(Data extracted from a collection)

━━━━━━━━━━━━━━━━━━━━━━━━━━━━━━

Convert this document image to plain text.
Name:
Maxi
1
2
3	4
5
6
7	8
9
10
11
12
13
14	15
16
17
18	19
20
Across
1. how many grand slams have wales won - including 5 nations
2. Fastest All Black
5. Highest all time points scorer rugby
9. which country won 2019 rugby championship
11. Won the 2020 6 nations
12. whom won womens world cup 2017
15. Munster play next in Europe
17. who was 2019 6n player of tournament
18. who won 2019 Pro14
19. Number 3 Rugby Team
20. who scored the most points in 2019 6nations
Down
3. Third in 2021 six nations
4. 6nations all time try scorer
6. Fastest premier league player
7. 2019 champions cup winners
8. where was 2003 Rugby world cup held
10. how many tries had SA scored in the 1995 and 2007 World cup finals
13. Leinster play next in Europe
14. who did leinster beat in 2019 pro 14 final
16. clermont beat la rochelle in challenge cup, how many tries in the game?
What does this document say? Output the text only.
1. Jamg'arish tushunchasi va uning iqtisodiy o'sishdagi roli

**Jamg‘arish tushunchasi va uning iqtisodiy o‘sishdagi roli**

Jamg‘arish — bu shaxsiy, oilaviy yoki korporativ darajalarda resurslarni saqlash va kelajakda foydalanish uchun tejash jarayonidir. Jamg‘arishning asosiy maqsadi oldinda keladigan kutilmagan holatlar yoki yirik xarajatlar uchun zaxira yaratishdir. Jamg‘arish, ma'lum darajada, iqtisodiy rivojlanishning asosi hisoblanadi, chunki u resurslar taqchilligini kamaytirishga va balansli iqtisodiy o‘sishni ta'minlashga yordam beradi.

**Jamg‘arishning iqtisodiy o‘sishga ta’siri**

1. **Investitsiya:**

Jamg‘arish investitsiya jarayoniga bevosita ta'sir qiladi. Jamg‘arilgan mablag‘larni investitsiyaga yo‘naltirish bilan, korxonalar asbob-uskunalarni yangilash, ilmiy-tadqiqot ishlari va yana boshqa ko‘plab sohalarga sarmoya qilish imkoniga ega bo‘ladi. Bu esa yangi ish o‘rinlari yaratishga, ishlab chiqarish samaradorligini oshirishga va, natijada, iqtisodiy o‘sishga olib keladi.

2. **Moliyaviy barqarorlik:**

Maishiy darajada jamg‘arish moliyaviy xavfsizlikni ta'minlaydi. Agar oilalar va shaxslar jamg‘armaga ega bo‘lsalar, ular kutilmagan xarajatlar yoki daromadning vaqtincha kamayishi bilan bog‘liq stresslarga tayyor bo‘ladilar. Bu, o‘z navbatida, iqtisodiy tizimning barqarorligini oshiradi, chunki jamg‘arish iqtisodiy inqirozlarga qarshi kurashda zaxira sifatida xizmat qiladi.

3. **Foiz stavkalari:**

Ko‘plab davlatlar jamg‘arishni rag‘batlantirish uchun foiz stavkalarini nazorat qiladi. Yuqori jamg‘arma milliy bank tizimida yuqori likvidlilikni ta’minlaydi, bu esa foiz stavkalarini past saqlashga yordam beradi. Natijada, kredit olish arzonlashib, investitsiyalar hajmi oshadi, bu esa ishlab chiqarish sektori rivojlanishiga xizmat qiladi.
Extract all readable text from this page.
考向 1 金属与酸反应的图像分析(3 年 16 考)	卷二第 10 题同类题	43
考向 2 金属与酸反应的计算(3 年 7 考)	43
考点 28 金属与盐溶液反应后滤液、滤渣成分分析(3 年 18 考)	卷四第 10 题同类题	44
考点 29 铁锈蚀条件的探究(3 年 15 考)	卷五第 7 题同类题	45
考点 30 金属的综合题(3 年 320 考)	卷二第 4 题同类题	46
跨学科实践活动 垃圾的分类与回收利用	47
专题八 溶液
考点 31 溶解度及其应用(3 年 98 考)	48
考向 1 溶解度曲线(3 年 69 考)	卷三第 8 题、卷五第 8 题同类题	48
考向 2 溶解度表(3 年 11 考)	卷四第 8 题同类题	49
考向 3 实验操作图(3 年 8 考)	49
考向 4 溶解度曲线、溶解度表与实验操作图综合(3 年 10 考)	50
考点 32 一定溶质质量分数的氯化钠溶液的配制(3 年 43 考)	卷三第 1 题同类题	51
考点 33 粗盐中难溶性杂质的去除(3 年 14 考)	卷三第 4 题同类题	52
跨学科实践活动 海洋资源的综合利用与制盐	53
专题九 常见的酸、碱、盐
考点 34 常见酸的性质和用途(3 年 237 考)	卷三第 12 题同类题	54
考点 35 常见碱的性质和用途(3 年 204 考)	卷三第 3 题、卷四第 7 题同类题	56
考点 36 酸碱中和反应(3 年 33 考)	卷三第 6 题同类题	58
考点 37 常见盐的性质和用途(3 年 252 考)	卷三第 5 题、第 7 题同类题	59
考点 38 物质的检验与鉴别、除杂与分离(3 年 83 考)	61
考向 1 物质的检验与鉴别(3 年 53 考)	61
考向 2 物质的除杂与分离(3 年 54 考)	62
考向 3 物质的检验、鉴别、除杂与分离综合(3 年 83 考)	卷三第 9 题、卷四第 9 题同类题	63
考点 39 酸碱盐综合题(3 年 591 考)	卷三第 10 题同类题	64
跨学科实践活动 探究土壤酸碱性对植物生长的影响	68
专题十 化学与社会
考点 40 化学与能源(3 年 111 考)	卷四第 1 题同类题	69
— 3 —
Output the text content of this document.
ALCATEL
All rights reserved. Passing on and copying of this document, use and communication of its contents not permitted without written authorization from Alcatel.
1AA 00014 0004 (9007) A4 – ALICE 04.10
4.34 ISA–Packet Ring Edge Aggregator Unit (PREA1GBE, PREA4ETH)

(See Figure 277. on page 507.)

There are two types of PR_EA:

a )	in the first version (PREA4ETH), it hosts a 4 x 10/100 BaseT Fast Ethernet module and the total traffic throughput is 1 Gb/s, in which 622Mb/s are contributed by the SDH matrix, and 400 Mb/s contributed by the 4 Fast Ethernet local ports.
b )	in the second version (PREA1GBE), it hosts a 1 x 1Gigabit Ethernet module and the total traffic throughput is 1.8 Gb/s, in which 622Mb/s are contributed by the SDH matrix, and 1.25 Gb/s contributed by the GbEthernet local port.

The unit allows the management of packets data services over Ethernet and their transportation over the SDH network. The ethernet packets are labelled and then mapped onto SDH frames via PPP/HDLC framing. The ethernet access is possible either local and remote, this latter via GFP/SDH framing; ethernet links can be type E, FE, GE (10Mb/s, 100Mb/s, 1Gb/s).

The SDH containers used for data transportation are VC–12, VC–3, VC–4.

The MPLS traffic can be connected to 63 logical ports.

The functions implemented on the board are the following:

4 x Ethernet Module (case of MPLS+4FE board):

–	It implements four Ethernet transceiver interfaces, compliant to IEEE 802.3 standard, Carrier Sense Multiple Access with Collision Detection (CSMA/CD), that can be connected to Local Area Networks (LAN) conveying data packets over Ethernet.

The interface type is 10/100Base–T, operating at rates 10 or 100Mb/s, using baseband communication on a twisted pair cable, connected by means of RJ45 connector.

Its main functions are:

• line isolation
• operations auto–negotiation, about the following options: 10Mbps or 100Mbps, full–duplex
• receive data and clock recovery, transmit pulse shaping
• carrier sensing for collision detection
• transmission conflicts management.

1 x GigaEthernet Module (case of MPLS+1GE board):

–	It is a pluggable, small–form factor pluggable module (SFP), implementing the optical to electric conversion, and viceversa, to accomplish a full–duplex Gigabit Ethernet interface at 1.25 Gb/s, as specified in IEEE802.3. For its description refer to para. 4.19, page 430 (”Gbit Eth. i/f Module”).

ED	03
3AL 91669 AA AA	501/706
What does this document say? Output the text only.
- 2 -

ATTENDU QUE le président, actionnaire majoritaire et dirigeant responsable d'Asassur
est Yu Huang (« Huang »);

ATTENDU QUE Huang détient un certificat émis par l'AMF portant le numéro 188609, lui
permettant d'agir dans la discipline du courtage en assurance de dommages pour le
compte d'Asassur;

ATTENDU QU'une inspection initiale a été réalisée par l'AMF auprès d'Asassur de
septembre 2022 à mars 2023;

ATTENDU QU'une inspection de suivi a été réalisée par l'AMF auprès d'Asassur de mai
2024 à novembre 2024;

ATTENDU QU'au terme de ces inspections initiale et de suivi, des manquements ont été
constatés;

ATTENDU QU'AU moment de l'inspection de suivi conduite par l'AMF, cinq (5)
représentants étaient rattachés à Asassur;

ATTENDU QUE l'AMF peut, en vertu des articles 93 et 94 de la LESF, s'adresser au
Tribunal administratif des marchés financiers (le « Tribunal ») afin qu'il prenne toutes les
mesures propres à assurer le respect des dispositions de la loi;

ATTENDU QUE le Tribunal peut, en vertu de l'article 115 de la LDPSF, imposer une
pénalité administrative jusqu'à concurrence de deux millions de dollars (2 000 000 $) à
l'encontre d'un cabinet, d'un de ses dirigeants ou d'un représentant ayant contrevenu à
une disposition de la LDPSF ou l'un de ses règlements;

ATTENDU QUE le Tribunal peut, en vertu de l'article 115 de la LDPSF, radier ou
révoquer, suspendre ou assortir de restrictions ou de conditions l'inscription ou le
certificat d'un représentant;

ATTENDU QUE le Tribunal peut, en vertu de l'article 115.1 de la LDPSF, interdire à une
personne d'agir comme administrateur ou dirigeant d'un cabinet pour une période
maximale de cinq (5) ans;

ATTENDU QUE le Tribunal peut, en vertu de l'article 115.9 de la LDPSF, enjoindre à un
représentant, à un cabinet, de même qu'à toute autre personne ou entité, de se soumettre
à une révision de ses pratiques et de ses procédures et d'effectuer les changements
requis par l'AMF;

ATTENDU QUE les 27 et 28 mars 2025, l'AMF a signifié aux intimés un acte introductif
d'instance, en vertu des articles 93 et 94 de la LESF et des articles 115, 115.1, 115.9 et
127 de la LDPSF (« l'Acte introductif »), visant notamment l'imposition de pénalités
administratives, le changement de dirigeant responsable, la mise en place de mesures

━━━━━━━━━━━━━━━━━━━━━━━━━━━━━━

-- Task instructions --
From the entries above, copy every line where the word "réalisée" shows up.

-- Answer to the task --
ATTENDU QU'une inspection initiale a été réalisée par l'AMF auprès d'Asassur de
ATTENDU QU'une inspection de suivi a été réalisée par l'AMF auprès d'Asassur de mai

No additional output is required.